** SET TASK **
Show every line of the records below that contains the word "Analoga".

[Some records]
** begin **

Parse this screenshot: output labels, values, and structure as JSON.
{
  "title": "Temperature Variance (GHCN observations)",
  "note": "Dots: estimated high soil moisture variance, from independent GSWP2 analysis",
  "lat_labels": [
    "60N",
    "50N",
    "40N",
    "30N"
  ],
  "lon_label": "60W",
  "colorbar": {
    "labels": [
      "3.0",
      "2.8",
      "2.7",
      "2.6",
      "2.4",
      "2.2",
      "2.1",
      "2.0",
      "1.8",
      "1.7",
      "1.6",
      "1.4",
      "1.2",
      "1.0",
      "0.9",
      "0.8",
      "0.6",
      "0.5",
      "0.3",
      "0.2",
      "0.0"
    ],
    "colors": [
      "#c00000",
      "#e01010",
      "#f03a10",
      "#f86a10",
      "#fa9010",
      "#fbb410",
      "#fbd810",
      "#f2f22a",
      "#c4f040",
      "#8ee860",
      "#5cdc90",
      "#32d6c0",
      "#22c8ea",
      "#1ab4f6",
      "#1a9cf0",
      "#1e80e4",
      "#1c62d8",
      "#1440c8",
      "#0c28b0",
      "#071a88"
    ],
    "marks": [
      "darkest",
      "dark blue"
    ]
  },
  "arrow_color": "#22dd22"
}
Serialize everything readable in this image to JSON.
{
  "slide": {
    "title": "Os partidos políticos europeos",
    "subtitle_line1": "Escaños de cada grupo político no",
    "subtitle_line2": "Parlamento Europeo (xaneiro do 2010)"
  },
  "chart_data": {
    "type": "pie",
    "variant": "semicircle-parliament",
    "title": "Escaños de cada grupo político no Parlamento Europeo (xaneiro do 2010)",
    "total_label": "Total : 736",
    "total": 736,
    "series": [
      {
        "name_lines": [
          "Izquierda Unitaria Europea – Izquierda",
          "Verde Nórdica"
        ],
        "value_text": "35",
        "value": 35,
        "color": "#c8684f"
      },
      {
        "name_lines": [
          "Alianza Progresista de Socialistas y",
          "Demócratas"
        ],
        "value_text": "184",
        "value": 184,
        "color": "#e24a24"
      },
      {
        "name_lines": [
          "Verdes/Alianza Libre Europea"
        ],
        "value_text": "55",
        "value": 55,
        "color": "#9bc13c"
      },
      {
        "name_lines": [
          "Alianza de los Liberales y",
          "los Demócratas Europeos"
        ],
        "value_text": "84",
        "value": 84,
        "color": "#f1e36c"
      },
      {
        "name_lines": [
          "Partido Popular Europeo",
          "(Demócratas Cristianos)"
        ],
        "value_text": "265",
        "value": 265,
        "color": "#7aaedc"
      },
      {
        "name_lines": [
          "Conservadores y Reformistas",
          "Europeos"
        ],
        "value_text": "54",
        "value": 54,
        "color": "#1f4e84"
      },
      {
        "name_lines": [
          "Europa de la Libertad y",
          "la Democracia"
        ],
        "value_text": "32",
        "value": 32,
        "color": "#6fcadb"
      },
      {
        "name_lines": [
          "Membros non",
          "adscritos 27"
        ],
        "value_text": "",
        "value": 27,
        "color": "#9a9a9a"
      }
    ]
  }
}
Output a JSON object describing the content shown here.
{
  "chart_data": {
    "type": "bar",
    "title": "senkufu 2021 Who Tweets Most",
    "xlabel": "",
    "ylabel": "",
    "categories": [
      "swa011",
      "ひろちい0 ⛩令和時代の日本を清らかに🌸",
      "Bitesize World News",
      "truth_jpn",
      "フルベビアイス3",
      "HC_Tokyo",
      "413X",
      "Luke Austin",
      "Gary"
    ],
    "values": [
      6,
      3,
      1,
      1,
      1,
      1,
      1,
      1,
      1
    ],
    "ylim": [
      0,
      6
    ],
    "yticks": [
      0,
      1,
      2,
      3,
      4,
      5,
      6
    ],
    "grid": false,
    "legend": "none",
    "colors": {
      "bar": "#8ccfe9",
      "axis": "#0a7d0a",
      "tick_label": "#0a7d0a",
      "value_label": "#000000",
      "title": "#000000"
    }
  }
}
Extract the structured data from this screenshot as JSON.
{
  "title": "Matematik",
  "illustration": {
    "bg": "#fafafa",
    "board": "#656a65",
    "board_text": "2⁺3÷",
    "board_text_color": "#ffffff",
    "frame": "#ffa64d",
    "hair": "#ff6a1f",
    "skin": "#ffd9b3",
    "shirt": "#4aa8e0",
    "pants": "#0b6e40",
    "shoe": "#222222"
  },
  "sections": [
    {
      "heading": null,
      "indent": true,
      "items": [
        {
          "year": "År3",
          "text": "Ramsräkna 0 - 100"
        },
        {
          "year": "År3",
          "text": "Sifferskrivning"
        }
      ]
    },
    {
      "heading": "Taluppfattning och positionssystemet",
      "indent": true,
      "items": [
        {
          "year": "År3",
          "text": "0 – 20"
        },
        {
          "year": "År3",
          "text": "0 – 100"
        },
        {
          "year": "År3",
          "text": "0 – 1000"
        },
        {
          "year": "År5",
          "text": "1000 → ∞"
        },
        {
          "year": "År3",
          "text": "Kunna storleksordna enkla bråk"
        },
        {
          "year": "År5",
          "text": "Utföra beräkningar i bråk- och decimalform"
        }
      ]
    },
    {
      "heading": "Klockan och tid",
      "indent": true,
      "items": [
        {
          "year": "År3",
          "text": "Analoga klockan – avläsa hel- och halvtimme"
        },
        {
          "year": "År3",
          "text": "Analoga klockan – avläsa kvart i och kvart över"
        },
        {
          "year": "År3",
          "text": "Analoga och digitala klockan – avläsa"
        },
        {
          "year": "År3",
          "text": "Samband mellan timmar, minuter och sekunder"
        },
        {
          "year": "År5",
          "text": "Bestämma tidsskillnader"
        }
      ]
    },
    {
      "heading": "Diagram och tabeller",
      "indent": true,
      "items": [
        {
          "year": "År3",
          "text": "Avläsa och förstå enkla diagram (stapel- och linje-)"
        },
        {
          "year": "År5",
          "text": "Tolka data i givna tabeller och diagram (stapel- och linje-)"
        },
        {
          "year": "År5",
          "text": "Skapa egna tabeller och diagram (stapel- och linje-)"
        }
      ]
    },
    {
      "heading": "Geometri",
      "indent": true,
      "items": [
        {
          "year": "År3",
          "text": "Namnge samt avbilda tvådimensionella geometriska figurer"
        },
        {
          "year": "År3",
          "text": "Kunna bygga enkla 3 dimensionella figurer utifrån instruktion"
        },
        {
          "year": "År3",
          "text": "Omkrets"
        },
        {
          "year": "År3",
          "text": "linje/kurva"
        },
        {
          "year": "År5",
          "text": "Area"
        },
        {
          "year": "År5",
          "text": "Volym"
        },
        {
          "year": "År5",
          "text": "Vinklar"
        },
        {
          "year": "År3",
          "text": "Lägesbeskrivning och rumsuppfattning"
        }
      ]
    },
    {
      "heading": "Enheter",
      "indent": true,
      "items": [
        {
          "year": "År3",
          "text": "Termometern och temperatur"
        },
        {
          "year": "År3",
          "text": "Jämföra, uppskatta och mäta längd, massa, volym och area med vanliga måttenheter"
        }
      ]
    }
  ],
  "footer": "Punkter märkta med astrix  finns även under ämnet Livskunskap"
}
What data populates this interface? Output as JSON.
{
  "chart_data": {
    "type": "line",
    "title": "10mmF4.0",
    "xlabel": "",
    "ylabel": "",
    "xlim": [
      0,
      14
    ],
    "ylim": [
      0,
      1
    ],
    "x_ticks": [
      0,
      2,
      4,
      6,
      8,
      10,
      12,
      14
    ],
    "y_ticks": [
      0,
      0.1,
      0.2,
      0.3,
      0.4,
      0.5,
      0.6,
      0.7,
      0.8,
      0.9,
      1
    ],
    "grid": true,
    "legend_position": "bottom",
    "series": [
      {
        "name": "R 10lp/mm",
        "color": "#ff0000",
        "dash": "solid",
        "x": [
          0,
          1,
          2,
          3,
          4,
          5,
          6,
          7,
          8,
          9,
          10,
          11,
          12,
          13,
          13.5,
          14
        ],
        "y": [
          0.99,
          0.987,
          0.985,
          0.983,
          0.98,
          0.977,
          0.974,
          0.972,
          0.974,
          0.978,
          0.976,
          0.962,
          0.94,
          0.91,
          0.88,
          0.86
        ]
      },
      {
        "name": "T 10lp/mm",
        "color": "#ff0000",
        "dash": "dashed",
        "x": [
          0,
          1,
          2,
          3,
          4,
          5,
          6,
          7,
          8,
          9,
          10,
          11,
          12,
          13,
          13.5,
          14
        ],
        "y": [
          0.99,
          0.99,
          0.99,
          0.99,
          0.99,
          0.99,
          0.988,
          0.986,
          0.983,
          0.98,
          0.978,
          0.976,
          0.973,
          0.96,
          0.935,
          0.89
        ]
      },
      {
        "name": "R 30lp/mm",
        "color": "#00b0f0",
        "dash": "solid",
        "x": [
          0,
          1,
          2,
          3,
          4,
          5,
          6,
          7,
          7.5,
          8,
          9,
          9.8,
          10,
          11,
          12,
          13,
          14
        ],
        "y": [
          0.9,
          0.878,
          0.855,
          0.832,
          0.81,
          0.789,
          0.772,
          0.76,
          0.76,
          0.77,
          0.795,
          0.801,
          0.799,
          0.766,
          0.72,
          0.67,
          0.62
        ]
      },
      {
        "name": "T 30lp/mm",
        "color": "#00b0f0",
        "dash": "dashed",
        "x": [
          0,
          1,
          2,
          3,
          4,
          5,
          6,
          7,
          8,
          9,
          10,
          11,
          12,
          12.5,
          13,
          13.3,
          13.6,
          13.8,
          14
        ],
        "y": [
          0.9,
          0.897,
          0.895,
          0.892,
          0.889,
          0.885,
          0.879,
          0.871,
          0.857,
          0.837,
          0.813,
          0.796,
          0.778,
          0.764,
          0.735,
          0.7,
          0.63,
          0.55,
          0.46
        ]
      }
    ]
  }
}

** end **

** OUTPUT FOR THIS TASK **
          "text": "Analoga klockan – avläsa hel- och halvtimme"
          "text": "Analoga klockan – avläsa kvart i och kvart över"
          "text": "Analoga och digitala klockan – avläsa"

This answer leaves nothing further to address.